- WORK INSTRUCTIONS -
Copy each line below exactly and leave the pictures out.

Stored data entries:
****
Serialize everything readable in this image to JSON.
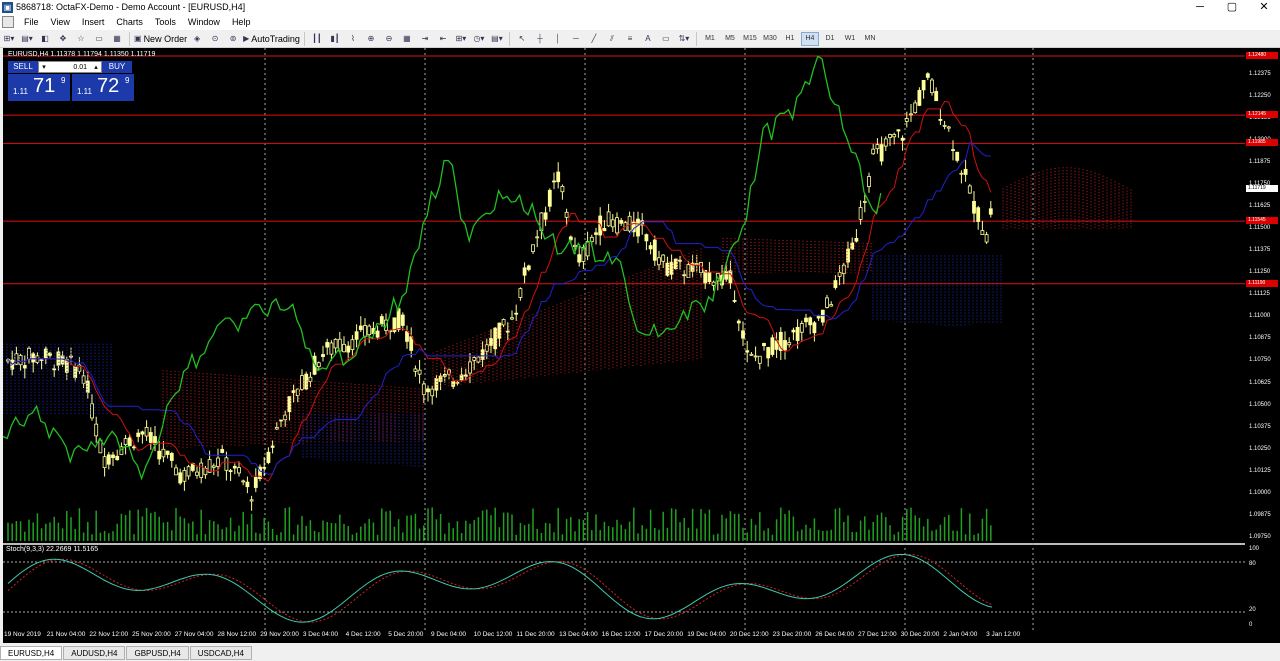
{
  "window": {
    "title": "5868718: OctaFX-Demo - Demo Account - [EURUSD,H4]",
    "icon": "app-icon",
    "controls": [
      "─",
      "▢",
      "✕"
    ]
  },
  "menu": {
    "items": [
      "File",
      "View",
      "Insert",
      "Charts",
      "Tools",
      "Window",
      "Help"
    ]
  },
  "toolbar": {
    "new_order_label": "New Order",
    "autotrading_label": "AutoTrading",
    "timeframes": [
      "M1",
      "M5",
      "M15",
      "M30",
      "H1",
      "H4",
      "D1",
      "W1",
      "MN"
    ],
    "active_timeframe": "H4"
  },
  "chart": {
    "symbol_label": "EURUSD,H4  1.11378 1.11794 1.11350 1.11719",
    "trade_panel": {
      "sell_label": "SELL",
      "buy_label": "BUY",
      "lot_value": "0.01",
      "sell_small": "1.11",
      "sell_big": "71",
      "sell_sup": "9",
      "buy_small": "1.11",
      "buy_big": "72",
      "buy_sup": "9"
    },
    "price_axis": [
      "1.12375",
      "1.12250",
      "1.12125",
      "1.12000",
      "1.11875",
      "1.11750",
      "1.11625",
      "1.11500",
      "1.11375",
      "1.11250",
      "1.11125",
      "1.11000",
      "1.10875",
      "1.10750",
      "1.10625",
      "1.10500",
      "1.10375",
      "1.10250",
      "1.10125",
      "1.10000",
      "1.09875",
      "1.09750"
    ],
    "level_tags": [
      "1.12480",
      "1.12145",
      "1.11985",
      "1.11545",
      "1.11190"
    ],
    "current_price_tag": "1.11719",
    "stoch_label": "Stoch(9,3,3) 22.2669 11.5165",
    "stoch_axis": [
      "100",
      "80",
      "20",
      "0"
    ],
    "time_axis": [
      "19 Nov 2019",
      "21 Nov 04:00",
      "22 Nov 12:00",
      "25 Nov 20:00",
      "27 Nov 04:00",
      "28 Nov 12:00",
      "29 Nov 20:00",
      "3 Dec 04:00",
      "4 Dec 12:00",
      "5 Dec 20:00",
      "9 Dec 04:00",
      "10 Dec 12:00",
      "11 Dec 20:00",
      "13 Dec 04:00",
      "16 Dec 12:00",
      "17 Dec 20:00",
      "19 Dec 04:00",
      "20 Dec 12:00",
      "23 Dec 20:00",
      "26 Dec 04:00",
      "27 Dec 12:00",
      "30 Dec 20:00",
      "2 Jan 04:00",
      "3 Jan 12:00"
    ],
    "colors": {
      "background": "#000000",
      "candle": "#ffff9a",
      "tenkan": "#d01010",
      "kijun": "#2020d0",
      "chikou": "#20c020",
      "kumo_bear": "#c02020",
      "kumo_bull": "#2030c0",
      "volume": "#20a020",
      "level_line": "#e01010"
    }
  },
  "tabs": [
    "EURUSD,H4",
    "AUDUSD,H4",
    "GBPUSD,H4",
    "USDCAD,H4"
  ],
  "active_tab": "EURUSD,H4"
}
****
- OUTPUT OF THE TASK -
Serialize everything readable in this image to JSON.
{
  "window": {
    "title": "5868718: OctaFX-Demo - Demo Account - [EURUSD,H4]",
    "icon": "app-icon",
    "controls": [
      "─",
      "▢",
      "✕"
    ]
  },
  "menu": {
    "items": [
      "File",
      "View",
      "Insert",
      "Charts",
      "Tools",
      "Window",
      "Help"
    ]
  },
  "toolbar": {
    "new_order_label": "New Order",
    "autotrading_label": "AutoTrading",
    "timeframes": [
      "M1",
      "M5",
      "M15",
      "M30",
      "H1",
      "H4",
      "D1",
      "W1",
      "MN"
    ],
    "active_timeframe": "H4"
  },
  "chart": {
    "symbol_label": "EURUSD,H4  1.11378 1.11794 1.11350 1.11719",
    "trade_panel": {
      "sell_label": "SELL",
      "buy_label": "BUY",
      "lot_value": "0.01",
      "sell_small": "1.11",
      "sell_big": "71",
      "sell_sup": "9",
      "buy_small": "1.11",
      "buy_big": "72",
      "buy_sup": "9"
    },
    "price_axis": [
      "1.12375",
      "1.12250",
      "1.12125",
      "1.12000",
      "1.11875",
      "1.11750",
      "1.11625",
      "1.11500",
      "1.11375",
      "1.11250",
      "1.11125",
      "1.11000",
      "1.10875",
      "1.10750",
      "1.10625",
      "1.10500",
      "1.10375",
      "1.10250",
      "1.10125",
      "1.10000",
      "1.09875",
      "1.09750"
    ],
    "level_tags": [
      "1.12480",
      "1.12145",
      "1.11985",
      "1.11545",
      "1.11190"
    ],
    "current_price_tag": "1.11719",
    "stoch_label": "Stoch(9,3,3) 22.2669 11.5165",
    "stoch_axis": [
      "100",
      "80",
      "20",
      "0"
    ],
    "time_axis": [
      "19 Nov 2019",
      "21 Nov 04:00",
      "22 Nov 12:00",
      "25 Nov 20:00",
      "27 Nov 04:00",
      "28 Nov 12:00",
      "29 Nov 20:00",
      "3 Dec 04:00",
      "4 Dec 12:00",
      "5 Dec 20:00",
      "9 Dec 04:00",
      "10 Dec 12:00",
      "11 Dec 20:00",
      "13 Dec 04:00",
      "16 Dec 12:00",
      "17 Dec 20:00",
      "19 Dec 04:00",
      "20 Dec 12:00",
      "23 Dec 20:00",
      "26 Dec 04:00",
      "27 Dec 12:00",
      "30 Dec 20:00",
      "2 Jan 04:00",
      "3 Jan 12:00"
    ],
    "colors": {
      "background": "#000000",
      "candle": "#ffff9a",
      "tenkan": "#d01010",
      "kijun": "#2020d0",
      "chikou": "#20c020",
      "kumo_bear": "#c02020",
      "kumo_bull": "#2030c0",
      "volume": "#20a020",
      "level_line": "#e01010"
    }
  },
  "tabs": [
    "EURUSD,H4",
    "AUDUSD,H4",
    "GBPUSD,H4",
    "USDCAD,H4"
  ],
  "active_tab": "EURUSD,H4"
}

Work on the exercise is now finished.